* [EXERCISE AIM]: Please reproduce every line of the listing below with no changes at all.

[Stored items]
☆ ☆ ☆ ☆ ☆ ☆ ☆

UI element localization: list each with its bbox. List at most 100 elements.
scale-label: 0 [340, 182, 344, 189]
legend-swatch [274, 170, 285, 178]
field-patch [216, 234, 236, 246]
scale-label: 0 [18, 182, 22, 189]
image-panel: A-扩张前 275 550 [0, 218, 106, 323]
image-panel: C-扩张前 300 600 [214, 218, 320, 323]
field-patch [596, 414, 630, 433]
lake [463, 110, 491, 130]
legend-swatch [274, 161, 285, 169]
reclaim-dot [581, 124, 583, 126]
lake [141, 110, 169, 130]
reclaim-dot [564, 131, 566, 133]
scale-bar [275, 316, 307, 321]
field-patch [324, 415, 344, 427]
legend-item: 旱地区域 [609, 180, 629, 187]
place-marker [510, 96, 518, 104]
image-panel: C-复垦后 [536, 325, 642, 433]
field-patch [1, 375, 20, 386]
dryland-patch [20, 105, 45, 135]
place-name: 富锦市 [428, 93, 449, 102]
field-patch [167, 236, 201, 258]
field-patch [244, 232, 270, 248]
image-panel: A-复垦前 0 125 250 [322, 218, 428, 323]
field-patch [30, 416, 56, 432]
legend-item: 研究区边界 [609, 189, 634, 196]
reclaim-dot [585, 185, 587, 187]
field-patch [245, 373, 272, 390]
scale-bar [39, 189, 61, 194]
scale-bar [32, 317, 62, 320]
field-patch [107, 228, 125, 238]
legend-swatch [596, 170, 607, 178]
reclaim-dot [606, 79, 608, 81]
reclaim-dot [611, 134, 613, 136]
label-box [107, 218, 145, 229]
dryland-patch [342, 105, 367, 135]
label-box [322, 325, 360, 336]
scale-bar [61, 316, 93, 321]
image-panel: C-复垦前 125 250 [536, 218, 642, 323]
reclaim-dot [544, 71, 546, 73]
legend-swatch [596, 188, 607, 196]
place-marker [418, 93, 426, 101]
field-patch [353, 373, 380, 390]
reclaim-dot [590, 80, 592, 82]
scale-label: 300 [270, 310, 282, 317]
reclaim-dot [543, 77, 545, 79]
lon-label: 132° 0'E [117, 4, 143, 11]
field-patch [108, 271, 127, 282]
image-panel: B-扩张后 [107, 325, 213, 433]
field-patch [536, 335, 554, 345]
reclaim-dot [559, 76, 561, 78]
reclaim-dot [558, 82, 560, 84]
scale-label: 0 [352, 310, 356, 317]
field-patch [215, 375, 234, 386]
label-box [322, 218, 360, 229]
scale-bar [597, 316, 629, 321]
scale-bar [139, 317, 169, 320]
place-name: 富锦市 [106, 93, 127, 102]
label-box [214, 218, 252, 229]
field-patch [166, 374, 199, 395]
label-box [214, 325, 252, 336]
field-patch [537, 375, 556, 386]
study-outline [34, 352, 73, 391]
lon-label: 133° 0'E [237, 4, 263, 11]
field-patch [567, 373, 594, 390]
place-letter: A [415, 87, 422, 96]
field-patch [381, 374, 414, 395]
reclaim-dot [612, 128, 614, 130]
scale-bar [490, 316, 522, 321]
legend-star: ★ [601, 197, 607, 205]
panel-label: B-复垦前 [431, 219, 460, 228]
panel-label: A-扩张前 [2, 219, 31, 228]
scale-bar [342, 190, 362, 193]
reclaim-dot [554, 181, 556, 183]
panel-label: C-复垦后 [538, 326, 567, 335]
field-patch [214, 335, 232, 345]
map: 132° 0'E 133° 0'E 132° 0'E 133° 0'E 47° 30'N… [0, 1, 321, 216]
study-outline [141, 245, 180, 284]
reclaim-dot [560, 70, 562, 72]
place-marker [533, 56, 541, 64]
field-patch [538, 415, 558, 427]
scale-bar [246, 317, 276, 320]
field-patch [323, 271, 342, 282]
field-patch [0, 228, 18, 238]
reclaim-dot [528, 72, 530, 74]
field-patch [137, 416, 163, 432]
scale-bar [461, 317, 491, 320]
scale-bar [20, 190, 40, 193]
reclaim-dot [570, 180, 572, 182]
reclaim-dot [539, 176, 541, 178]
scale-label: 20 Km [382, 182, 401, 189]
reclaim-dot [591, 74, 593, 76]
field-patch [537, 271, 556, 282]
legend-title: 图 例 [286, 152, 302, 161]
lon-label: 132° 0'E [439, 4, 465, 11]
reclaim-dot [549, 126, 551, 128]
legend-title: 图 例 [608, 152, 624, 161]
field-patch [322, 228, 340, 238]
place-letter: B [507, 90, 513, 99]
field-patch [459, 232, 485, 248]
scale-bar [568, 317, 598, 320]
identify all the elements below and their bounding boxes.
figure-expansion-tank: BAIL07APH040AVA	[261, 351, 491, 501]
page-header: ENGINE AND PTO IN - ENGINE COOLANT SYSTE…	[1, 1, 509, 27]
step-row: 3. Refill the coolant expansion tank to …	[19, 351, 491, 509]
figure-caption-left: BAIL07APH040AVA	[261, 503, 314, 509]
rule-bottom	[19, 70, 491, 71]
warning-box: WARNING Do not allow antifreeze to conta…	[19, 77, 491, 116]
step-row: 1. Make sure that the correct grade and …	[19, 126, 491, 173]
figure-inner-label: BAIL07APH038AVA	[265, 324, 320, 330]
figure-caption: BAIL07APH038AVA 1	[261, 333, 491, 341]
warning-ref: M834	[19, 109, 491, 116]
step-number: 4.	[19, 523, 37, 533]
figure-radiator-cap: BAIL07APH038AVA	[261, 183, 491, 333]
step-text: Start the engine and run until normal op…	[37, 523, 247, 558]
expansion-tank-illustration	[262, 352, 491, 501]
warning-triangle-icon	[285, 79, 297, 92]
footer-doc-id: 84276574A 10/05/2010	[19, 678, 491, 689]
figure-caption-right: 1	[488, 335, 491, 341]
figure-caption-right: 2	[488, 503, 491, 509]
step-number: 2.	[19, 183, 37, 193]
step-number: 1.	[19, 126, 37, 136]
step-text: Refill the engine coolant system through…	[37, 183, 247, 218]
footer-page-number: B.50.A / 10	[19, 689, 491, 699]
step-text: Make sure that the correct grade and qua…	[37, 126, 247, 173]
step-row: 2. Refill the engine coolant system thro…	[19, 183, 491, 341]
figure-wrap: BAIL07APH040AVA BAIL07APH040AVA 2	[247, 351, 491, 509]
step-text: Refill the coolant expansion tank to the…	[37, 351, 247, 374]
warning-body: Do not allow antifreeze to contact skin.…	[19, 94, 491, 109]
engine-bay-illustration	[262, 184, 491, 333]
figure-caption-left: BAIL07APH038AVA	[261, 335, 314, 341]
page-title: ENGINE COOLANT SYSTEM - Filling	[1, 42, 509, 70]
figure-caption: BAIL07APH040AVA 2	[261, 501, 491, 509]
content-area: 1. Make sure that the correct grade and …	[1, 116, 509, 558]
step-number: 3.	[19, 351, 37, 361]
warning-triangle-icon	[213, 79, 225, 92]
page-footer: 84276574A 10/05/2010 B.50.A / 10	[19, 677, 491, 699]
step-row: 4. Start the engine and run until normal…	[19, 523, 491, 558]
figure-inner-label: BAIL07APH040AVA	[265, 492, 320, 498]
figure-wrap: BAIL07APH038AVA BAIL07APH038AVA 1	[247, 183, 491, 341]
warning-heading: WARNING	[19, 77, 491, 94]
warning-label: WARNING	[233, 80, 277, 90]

☆ ☆ ☆ ☆ ☆ ☆ ☆

* [ANSWER TO THE TASK]:
UI element localization: list each with its bbox. List at most 100 elements.
scale-label: 0 [340, 182, 344, 189]
legend-swatch [274, 170, 285, 178]
field-patch [216, 234, 236, 246]
scale-label: 0 [18, 182, 22, 189]
image-panel: A-扩张前 275 550 [0, 218, 106, 323]
image-panel: C-扩张前 300 600 [214, 218, 320, 323]
field-patch [596, 414, 630, 433]
lake [463, 110, 491, 130]
legend-swatch [274, 161, 285, 169]
reclaim-dot [581, 124, 583, 126]
lake [141, 110, 169, 130]
reclaim-dot [564, 131, 566, 133]
scale-bar [275, 316, 307, 321]
field-patch [324, 415, 344, 427]
legend-item: 旱地区域 [609, 180, 629, 187]
place-marker [510, 96, 518, 104]
image-panel: C-复垦后 [536, 325, 642, 433]
field-patch [1, 375, 20, 386]
dryland-patch [20, 105, 45, 135]
place-name: 富锦市 [428, 93, 449, 102]
field-patch [167, 236, 201, 258]
field-patch [244, 232, 270, 248]
image-panel: A-复垦前 0 125 250 [322, 218, 428, 323]
field-patch [30, 416, 56, 432]
legend-item: 研究区边界 [609, 189, 634, 196]
reclaim-dot [585, 185, 587, 187]
field-patch [245, 373, 272, 390]
scale-bar [39, 189, 61, 194]
scale-bar [32, 317, 62, 320]
field-patch [107, 228, 125, 238]
legend-swatch [596, 170, 607, 178]
reclaim-dot [606, 79, 608, 81]
reclaim-dot [611, 134, 613, 136]
label-box [107, 218, 145, 229]
dryland-patch [342, 105, 367, 135]
label-box [322, 325, 360, 336]
scale-bar [61, 316, 93, 321]
image-panel: C-复垦前 125 250 [536, 218, 642, 323]
reclaim-dot [544, 71, 546, 73]
legend-swatch [596, 188, 607, 196]
place-marker [418, 93, 426, 101]
field-patch [353, 373, 380, 390]
reclaim-dot [590, 80, 592, 82]
scale-label: 300 [270, 310, 282, 317]
reclaim-dot [543, 77, 545, 79]
lon-label: 132° 0'E [117, 4, 143, 11]
field-patch [108, 271, 127, 282]
image-panel: B-扩张后 [107, 325, 213, 433]
field-patch [536, 335, 554, 345]
reclaim-dot [559, 76, 561, 78]
reclaim-dot [558, 82, 560, 84]
scale-label: 0 [352, 310, 356, 317]
field-patch [215, 375, 234, 386]
label-box [322, 218, 360, 229]
scale-bar [597, 316, 629, 321]
scale-bar [139, 317, 169, 320]
place-name: 富锦市 [106, 93, 127, 102]
label-box [214, 218, 252, 229]
field-patch [166, 374, 199, 395]
label-box [214, 325, 252, 336]
field-patch [537, 375, 556, 386]
study-outline [34, 352, 73, 391]
lon-label: 133° 0'E [237, 4, 263, 11]
field-patch [567, 373, 594, 390]
place-letter: A [415, 87, 422, 96]
field-patch [381, 374, 414, 395]
reclaim-dot [612, 128, 614, 130]
scale-bar [490, 316, 522, 321]
legend-star: ★ [601, 197, 607, 205]
panel-label: B-复垦前 [431, 219, 460, 228]
panel-label: A-扩张前 [2, 219, 31, 228]
scale-bar [342, 190, 362, 193]
reclaim-dot [554, 181, 556, 183]
panel-label: C-复垦后 [538, 326, 567, 335]
field-patch [214, 335, 232, 345]
map: 132° 0'E 133° 0'E 132° 0'E 133° 0'E 47° 30'N… [0, 1, 321, 216]
study-outline [141, 245, 180, 284]
reclaim-dot [560, 70, 562, 72]
place-marker [533, 56, 541, 64]
field-patch [538, 415, 558, 427]
scale-bar [246, 317, 276, 320]
field-patch [323, 271, 342, 282]
field-patch [0, 228, 18, 238]
reclaim-dot [528, 72, 530, 74]
field-patch [137, 416, 163, 432]
scale-bar [461, 317, 491, 320]
scale-bar [20, 190, 40, 193]
reclaim-dot [570, 180, 572, 182]
reclaim-dot [539, 176, 541, 178]
scale-label: 20 Km [382, 182, 401, 189]
reclaim-dot [591, 74, 593, 76]
field-patch [537, 271, 556, 282]
legend-title: 图 例 [286, 152, 302, 161]
lon-label: 132° 0'E [439, 4, 465, 11]
reclaim-dot [549, 126, 551, 128]
legend-title: 图 例 [608, 152, 624, 161]
field-patch [322, 228, 340, 238]
place-letter: B [507, 90, 513, 99]
field-patch [459, 232, 485, 248]
scale-bar [568, 317, 598, 320]
identify all the elements below and their bounding boxes.
figure-expansion-tank: BAIL07APH040AVA	[261, 351, 491, 501]
page-header: ENGINE AND PTO IN - ENGINE COOLANT SYSTE…	[1, 1, 509, 27]
step-row: 3. Refill the coolant expansion tank to …	[19, 351, 491, 509]
figure-caption-left: BAIL07APH040AVA	[261, 503, 314, 509]
rule-bottom	[19, 70, 491, 71]
warning-box: WARNING Do not allow antifreeze to conta…	[19, 77, 491, 116]
step-row: 1. Make sure that the correct grade and …	[19, 126, 491, 173]
figure-inner-label: BAIL07APH038AVA	[265, 324, 320, 330]
figure-caption: BAIL07APH038AVA 1	[261, 333, 491, 341]
warning-ref: M834	[19, 109, 491, 116]
step-number: 4.	[19, 523, 37, 533]
figure-radiator-cap: BAIL07APH038AVA	[261, 183, 491, 333]
step-text: Start the engine and run until normal op…	[37, 523, 247, 558]
expansion-tank-illustration	[262, 352, 491, 501]
warning-triangle-icon	[285, 79, 297, 92]
footer-doc-id: 84276574A 10/05/2010	[19, 678, 491, 689]
figure-caption-right: 1	[488, 335, 491, 341]
figure-caption-right: 2	[488, 503, 491, 509]
step-number: 2.	[19, 183, 37, 193]
step-number: 1.	[19, 126, 37, 136]
step-text: Refill the engine coolant system through…	[37, 183, 247, 218]
footer-page-number: B.50.A / 10	[19, 689, 491, 699]
step-text: Make sure that the correct grade and qua…	[37, 126, 247, 173]
step-row: 2. Refill the engine coolant system thro…	[19, 183, 491, 341]
figure-wrap: BAIL07APH040AVA BAIL07APH040AVA 2	[247, 351, 491, 509]
step-text: Refill the coolant expansion tank to the…	[37, 351, 247, 374]
warning-body: Do not allow antifreeze to contact skin.…	[19, 94, 491, 109]
engine-bay-illustration	[262, 184, 491, 333]
figure-caption-left: BAIL07APH038AVA	[261, 335, 314, 341]
page-title: ENGINE COOLANT SYSTEM - Filling	[1, 42, 509, 70]
figure-caption: BAIL07APH040AVA 2	[261, 501, 491, 509]
content-area: 1. Make sure that the correct grade and …	[1, 116, 509, 558]
step-number: 3.	[19, 351, 37, 361]
warning-triangle-icon	[213, 79, 225, 92]
page-footer: 84276574A 10/05/2010 B.50.A / 10	[19, 677, 491, 699]
step-row: 4. Start the engine and run until normal…	[19, 523, 491, 558]
figure-inner-label: BAIL07APH040AVA	[265, 492, 320, 498]
figure-wrap: BAIL07APH038AVA BAIL07APH038AVA 1	[247, 183, 491, 341]
warning-heading: WARNING	[19, 77, 491, 94]
warning-label: WARNING	[233, 80, 277, 90]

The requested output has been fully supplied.